Short problem — Go through the records and give each one again exactly.

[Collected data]
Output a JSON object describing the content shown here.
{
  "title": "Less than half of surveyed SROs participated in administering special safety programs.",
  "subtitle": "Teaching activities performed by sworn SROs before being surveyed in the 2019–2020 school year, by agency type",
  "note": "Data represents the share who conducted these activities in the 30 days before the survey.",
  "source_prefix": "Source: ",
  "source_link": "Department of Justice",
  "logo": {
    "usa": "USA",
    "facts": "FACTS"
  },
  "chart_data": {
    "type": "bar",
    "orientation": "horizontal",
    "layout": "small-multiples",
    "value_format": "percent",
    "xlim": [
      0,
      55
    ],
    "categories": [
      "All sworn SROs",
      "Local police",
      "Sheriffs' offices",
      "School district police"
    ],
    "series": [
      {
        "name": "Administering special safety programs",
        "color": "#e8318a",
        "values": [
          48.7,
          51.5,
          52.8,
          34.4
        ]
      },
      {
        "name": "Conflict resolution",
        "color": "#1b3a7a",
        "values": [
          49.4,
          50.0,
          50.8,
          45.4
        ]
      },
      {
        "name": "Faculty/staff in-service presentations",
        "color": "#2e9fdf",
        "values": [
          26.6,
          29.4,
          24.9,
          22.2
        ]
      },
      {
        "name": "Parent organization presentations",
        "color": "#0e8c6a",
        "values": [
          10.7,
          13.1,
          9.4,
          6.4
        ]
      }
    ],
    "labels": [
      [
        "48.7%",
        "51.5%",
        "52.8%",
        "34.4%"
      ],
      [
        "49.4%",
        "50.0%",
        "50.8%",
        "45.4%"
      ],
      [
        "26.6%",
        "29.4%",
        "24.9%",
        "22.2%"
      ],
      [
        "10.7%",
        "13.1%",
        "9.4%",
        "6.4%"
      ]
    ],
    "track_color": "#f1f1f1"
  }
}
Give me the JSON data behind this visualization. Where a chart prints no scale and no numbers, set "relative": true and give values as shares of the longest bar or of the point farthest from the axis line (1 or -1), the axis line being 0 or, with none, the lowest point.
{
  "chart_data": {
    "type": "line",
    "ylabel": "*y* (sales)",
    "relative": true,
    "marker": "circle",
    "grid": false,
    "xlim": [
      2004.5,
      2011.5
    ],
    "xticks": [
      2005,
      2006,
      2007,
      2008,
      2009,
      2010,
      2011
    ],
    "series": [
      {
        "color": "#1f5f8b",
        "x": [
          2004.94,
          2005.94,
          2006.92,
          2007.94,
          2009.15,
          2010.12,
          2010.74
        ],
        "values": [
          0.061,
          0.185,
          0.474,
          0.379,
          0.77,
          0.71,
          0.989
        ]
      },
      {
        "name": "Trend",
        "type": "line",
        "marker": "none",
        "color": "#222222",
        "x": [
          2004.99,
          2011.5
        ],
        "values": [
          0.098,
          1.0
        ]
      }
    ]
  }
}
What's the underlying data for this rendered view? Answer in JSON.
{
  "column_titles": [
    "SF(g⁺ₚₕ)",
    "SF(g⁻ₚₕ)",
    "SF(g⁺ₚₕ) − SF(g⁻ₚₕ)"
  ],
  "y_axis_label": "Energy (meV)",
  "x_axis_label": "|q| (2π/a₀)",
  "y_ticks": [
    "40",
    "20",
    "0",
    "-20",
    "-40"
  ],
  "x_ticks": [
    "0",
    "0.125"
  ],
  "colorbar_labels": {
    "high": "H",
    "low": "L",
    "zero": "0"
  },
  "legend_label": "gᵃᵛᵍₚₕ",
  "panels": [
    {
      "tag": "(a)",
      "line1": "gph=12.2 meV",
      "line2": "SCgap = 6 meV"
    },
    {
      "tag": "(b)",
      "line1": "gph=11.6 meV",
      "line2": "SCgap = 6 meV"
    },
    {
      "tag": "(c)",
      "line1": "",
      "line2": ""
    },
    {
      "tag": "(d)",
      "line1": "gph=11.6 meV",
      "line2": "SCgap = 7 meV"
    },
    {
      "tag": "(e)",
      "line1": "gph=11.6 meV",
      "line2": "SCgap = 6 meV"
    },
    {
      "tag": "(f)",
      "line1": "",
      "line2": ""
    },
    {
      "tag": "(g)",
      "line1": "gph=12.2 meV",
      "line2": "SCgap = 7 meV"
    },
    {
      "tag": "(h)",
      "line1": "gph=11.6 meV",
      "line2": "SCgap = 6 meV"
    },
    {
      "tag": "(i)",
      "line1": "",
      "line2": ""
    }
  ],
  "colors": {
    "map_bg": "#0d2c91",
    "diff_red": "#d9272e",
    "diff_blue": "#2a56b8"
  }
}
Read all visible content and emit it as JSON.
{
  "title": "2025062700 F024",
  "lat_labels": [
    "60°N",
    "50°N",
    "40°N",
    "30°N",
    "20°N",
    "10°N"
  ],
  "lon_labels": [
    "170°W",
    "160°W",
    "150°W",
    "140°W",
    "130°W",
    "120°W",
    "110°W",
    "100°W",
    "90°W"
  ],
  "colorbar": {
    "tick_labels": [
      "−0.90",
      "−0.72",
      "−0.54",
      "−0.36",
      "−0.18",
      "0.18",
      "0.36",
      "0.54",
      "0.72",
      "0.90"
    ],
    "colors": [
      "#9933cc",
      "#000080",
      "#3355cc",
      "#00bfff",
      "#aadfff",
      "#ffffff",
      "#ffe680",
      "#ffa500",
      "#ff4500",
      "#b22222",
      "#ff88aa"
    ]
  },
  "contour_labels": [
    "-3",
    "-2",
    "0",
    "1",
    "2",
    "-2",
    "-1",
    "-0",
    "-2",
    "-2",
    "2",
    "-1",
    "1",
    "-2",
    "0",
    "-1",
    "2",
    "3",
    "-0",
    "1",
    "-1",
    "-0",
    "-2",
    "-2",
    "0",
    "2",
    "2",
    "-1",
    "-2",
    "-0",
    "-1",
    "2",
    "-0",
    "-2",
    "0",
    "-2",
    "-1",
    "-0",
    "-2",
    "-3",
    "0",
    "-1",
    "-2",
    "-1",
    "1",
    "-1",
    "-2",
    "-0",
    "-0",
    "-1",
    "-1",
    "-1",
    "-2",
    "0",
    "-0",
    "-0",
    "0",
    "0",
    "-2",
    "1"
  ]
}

Written answer —
Output a JSON object describing the content shown here.
{
  "title": "Less than half of surveyed SROs participated in administering special safety programs.",
  "subtitle": "Teaching activities performed by sworn SROs before being surveyed in the 2019–2020 school year, by agency type",
  "note": "Data represents the share who conducted these activities in the 30 days before the survey.",
  "source_prefix": "Source: ",
  "source_link": "Department of Justice",
  "logo": {
    "usa": "USA",
    "facts": "FACTS"
  },
  "chart_data": {
    "type": "bar",
    "orientation": "horizontal",
    "layout": "small-multiples",
    "value_format": "percent",
    "xlim": [
      0,
      55
    ],
    "categories": [
      "All sworn SROs",
      "Local police",
      "Sheriffs' offices",
      "School district police"
    ],
    "series": [
      {
        "name": "Administering special safety programs",
        "color": "#e8318a",
        "values": [
          48.7,
          51.5,
          52.8,
          34.4
        ]
      },
      {
        "name": "Conflict resolution",
        "color": "#1b3a7a",
        "values": [
          49.4,
          50.0,
          50.8,
          45.4
        ]
      },
      {
        "name": "Faculty/staff in-service presentations",
        "color": "#2e9fdf",
        "values": [
          26.6,
          29.4,
          24.9,
          22.2
        ]
      },
      {
        "name": "Parent organization presentations",
        "color": "#0e8c6a",
        "values": [
          10.7,
          13.1,
          9.4,
          6.4
        ]
      }
    ],
    "labels": [
      [
        "48.7%",
        "51.5%",
        "52.8%",
        "34.4%"
      ],
      [
        "49.4%",
        "50.0%",
        "50.8%",
        "45.4%"
      ],
      [
        "26.6%",
        "29.4%",
        "24.9%",
        "22.2%"
      ],
      [
        "10.7%",
        "13.1%",
        "9.4%",
        "6.4%"
      ]
    ],
    "track_color": "#f1f1f1"
  }
}
Give me the JSON data behind this visualization. Where a chart prints no scale and no numbers, set "relative": true and give values as shares of the longest bar or of the point farthest from the axis line (1 or -1), the axis line being 0 or, with none, the lowest point.
{
  "chart_data": {
    "type": "line",
    "ylabel": "*y* (sales)",
    "relative": true,
    "marker": "circle",
    "grid": false,
    "xlim": [
      2004.5,
      2011.5
    ],
    "xticks": [
      2005,
      2006,
      2007,
      2008,
      2009,
      2010,
      2011
    ],
    "series": [
      {
        "color": "#1f5f8b",
        "x": [
          2004.94,
          2005.94,
          2006.92,
          2007.94,
          2009.15,
          2010.12,
          2010.74
        ],
        "values": [
          0.061,
          0.185,
          0.474,
          0.379,
          0.77,
          0.71,
          0.989
        ]
      },
      {
        "name": "Trend",
        "type": "line",
        "marker": "none",
        "color": "#222222",
        "x": [
          2004.99,
          2011.5
        ],
        "values": [
          0.098,
          1.0
        ]
      }
    ]
  }
}
What's the underlying data for this rendered view? Answer in JSON.
{
  "column_titles": [
    "SF(g⁺ₚₕ)",
    "SF(g⁻ₚₕ)",
    "SF(g⁺ₚₕ) − SF(g⁻ₚₕ)"
  ],
  "y_axis_label": "Energy (meV)",
  "x_axis_label": "|q| (2π/a₀)",
  "y_ticks": [
    "40",
    "20",
    "0",
    "-20",
    "-40"
  ],
  "x_ticks": [
    "0",
    "0.125"
  ],
  "colorbar_labels": {
    "high": "H",
    "low": "L",
    "zero": "0"
  },
  "legend_label": "gᵃᵛᵍₚₕ",
  "panels": [
    {
      "tag": "(a)",
      "line1": "gph=12.2 meV",
      "line2": "SCgap = 6 meV"
    },
    {
      "tag": "(b)",
      "line1": "gph=11.6 meV",
      "line2": "SCgap = 6 meV"
    },
    {
      "tag": "(c)",
      "line1": "",
      "line2": ""
    },
    {
      "tag": "(d)",
      "line1": "gph=11.6 meV",
      "line2": "SCgap = 7 meV"
    },
    {
      "tag": "(e)",
      "line1": "gph=11.6 meV",
      "line2": "SCgap = 6 meV"
    },
    {
      "tag": "(f)",
      "line1": "",
      "line2": ""
    },
    {
      "tag": "(g)",
      "line1": "gph=12.2 meV",
      "line2": "SCgap = 7 meV"
    },
    {
      "tag": "(h)",
      "line1": "gph=11.6 meV",
      "line2": "SCgap = 6 meV"
    },
    {
      "tag": "(i)",
      "line1": "",
      "line2": ""
    }
  ],
  "colors": {
    "map_bg": "#0d2c91",
    "diff_red": "#d9272e",
    "diff_blue": "#2a56b8"
  }
}
Read all visible content and emit it as JSON.
{
  "title": "2025062700 F024",
  "lat_labels": [
    "60°N",
    "50°N",
    "40°N",
    "30°N",
    "20°N",
    "10°N"
  ],
  "lon_labels": [
    "170°W",
    "160°W",
    "150°W",
    "140°W",
    "130°W",
    "120°W",
    "110°W",
    "100°W",
    "90°W"
  ],
  "colorbar": {
    "tick_labels": [
      "−0.90",
      "−0.72",
      "−0.54",
      "−0.36",
      "−0.18",
      "0.18",
      "0.36",
      "0.54",
      "0.72",
      "0.90"
    ],
    "colors": [
      "#9933cc",
      "#000080",
      "#3355cc",
      "#00bfff",
      "#aadfff",
      "#ffffff",
      "#ffe680",
      "#ffa500",
      "#ff4500",
      "#b22222",
      "#ff88aa"
    ]
  },
  "contour_labels": [
    "-3",
    "-2",
    "0",
    "1",
    "2",
    "-2",
    "-1",
    "-0",
    "-2",
    "-2",
    "2",
    "-1",
    "1",
    "-2",
    "0",
    "-1",
    "2",
    "3",
    "-0",
    "1",
    "-1",
    "-0",
    "-2",
    "-2",
    "0",
    "2",
    "2",
    "-1",
    "-2",
    "-0",
    "-1",
    "2",
    "-0",
    "-2",
    "0",
    "-2",
    "-1",
    "-0",
    "-2",
    "-3",
    "0",
    "-1",
    "-2",
    "-1",
    "1",
    "-1",
    "-2",
    "-0",
    "-0",
    "-1",
    "-1",
    "-1",
    "-2",
    "0",
    "-0",
    "-0",
    "0",
    "0",
    "-2",
    "1"
  ]
}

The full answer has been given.